#### [Given problem]
Restate each line of the listing exactly, without carrying over any pictures.

#### [Extracted entries]
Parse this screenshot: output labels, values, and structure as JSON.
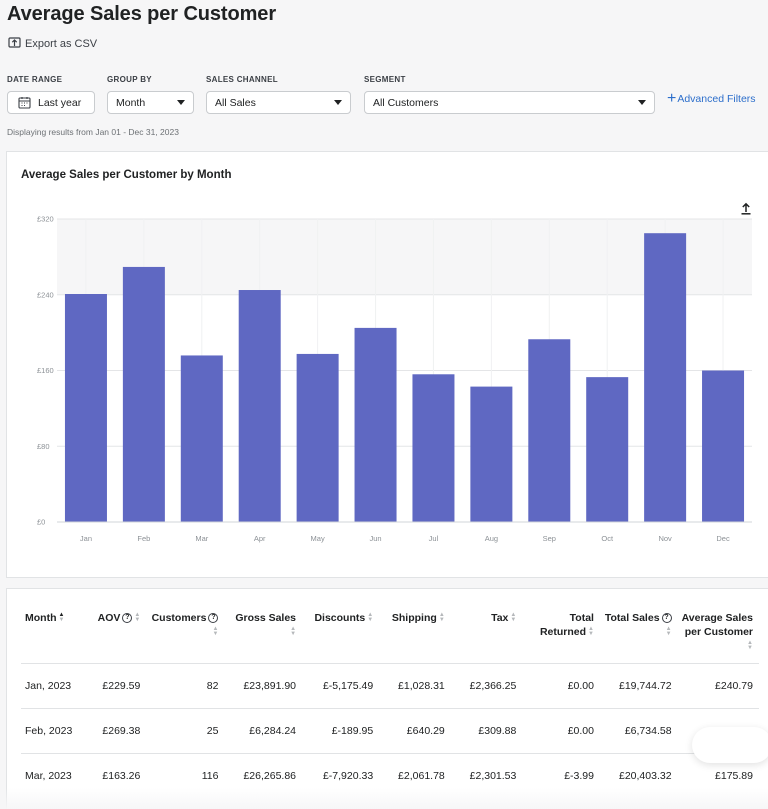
{
  "header": {
    "title": "Average Sales per Customer",
    "export_label": "Export as CSV"
  },
  "filters": {
    "date_range": {
      "label": "DATE RANGE",
      "value": "Last year"
    },
    "group_by": {
      "label": "GROUP BY",
      "value": "Month"
    },
    "sales_channel": {
      "label": "SALES CHANNEL",
      "value": "All Sales"
    },
    "segment": {
      "label": "SEGMENT",
      "value": "All Customers"
    },
    "advanced_label": "Advanced Filters",
    "range_note": "Displaying results from Jan 01 - Dec 31, 2023"
  },
  "chart_data": {
    "type": "bar",
    "title": "Average Sales per Customer by Month",
    "categories": [
      "Jan",
      "Feb",
      "Mar",
      "Apr",
      "May",
      "Jun",
      "Jul",
      "Aug",
      "Sep",
      "Oct",
      "Nov",
      "Dec"
    ],
    "values": [
      240.79,
      269.38,
      175.89,
      245,
      177.5,
      205,
      156,
      143,
      193,
      153,
      305,
      160
    ],
    "yticks": [
      "£0",
      "£80",
      "£160",
      "£240",
      "£320"
    ],
    "ylim": [
      0,
      320
    ],
    "bar_color": "#5f68c2",
    "grid": true
  },
  "table": {
    "columns": [
      {
        "label": "Month",
        "align": "left",
        "sort": true
      },
      {
        "label": "AOV",
        "help": true,
        "sort": true
      },
      {
        "label": "Customers",
        "help": true,
        "sort": true
      },
      {
        "label": "Gross Sales",
        "sort": true
      },
      {
        "label": "Discounts",
        "sort": true
      },
      {
        "label": "Shipping",
        "sort": true
      },
      {
        "label": "Tax",
        "sort": true
      },
      {
        "label": "Total Returned",
        "sort": true
      },
      {
        "label": "Total Sales",
        "help": true,
        "sort": true
      },
      {
        "label": "Average Sales per Customer",
        "sort": true
      }
    ],
    "rows": [
      [
        "Jan, 2023",
        "£229.59",
        "82",
        "£23,891.90",
        "£-5,175.49",
        "£1,028.31",
        "£2,366.25",
        "£0.00",
        "£19,744.72",
        "£240.79"
      ],
      [
        "Feb, 2023",
        "£269.38",
        "25",
        "£6,284.24",
        "£-189.95",
        "£640.29",
        "£309.88",
        "£0.00",
        "£6,734.58",
        "£269.38"
      ],
      [
        "Mar, 2023",
        "£163.26",
        "116",
        "£26,265.86",
        "£-7,920.33",
        "£2,061.78",
        "£2,301.53",
        "£-3.99",
        "£20,403.32",
        "£175.89"
      ]
    ]
  }
}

#### [Full response]
Parse this screenshot: output labels, values, and structure as JSON.
{
  "header": {
    "title": "Average Sales per Customer",
    "export_label": "Export as CSV"
  },
  "filters": {
    "date_range": {
      "label": "DATE RANGE",
      "value": "Last year"
    },
    "group_by": {
      "label": "GROUP BY",
      "value": "Month"
    },
    "sales_channel": {
      "label": "SALES CHANNEL",
      "value": "All Sales"
    },
    "segment": {
      "label": "SEGMENT",
      "value": "All Customers"
    },
    "advanced_label": "Advanced Filters",
    "range_note": "Displaying results from Jan 01 - Dec 31, 2023"
  },
  "chart_data": {
    "type": "bar",
    "title": "Average Sales per Customer by Month",
    "categories": [
      "Jan",
      "Feb",
      "Mar",
      "Apr",
      "May",
      "Jun",
      "Jul",
      "Aug",
      "Sep",
      "Oct",
      "Nov",
      "Dec"
    ],
    "values": [
      240.79,
      269.38,
      175.89,
      245,
      177.5,
      205,
      156,
      143,
      193,
      153,
      305,
      160
    ],
    "yticks": [
      "£0",
      "£80",
      "£160",
      "£240",
      "£320"
    ],
    "ylim": [
      0,
      320
    ],
    "bar_color": "#5f68c2",
    "grid": true
  },
  "table": {
    "columns": [
      {
        "label": "Month",
        "align": "left",
        "sort": true
      },
      {
        "label": "AOV",
        "help": true,
        "sort": true
      },
      {
        "label": "Customers",
        "help": true,
        "sort": true
      },
      {
        "label": "Gross Sales",
        "sort": true
      },
      {
        "label": "Discounts",
        "sort": true
      },
      {
        "label": "Shipping",
        "sort": true
      },
      {
        "label": "Tax",
        "sort": true
      },
      {
        "label": "Total Returned",
        "sort": true
      },
      {
        "label": "Total Sales",
        "help": true,
        "sort": true
      },
      {
        "label": "Average Sales per Customer",
        "sort": true
      }
    ],
    "rows": [
      [
        "Jan, 2023",
        "£229.59",
        "82",
        "£23,891.90",
        "£-5,175.49",
        "£1,028.31",
        "£2,366.25",
        "£0.00",
        "£19,744.72",
        "£240.79"
      ],
      [
        "Feb, 2023",
        "£269.38",
        "25",
        "£6,284.24",
        "£-189.95",
        "£640.29",
        "£309.88",
        "£0.00",
        "£6,734.58",
        "£269.38"
      ],
      [
        "Mar, 2023",
        "£163.26",
        "116",
        "£26,265.86",
        "£-7,920.33",
        "£2,061.78",
        "£2,301.53",
        "£-3.99",
        "£20,403.32",
        "£175.89"
      ]
    ]
  }
}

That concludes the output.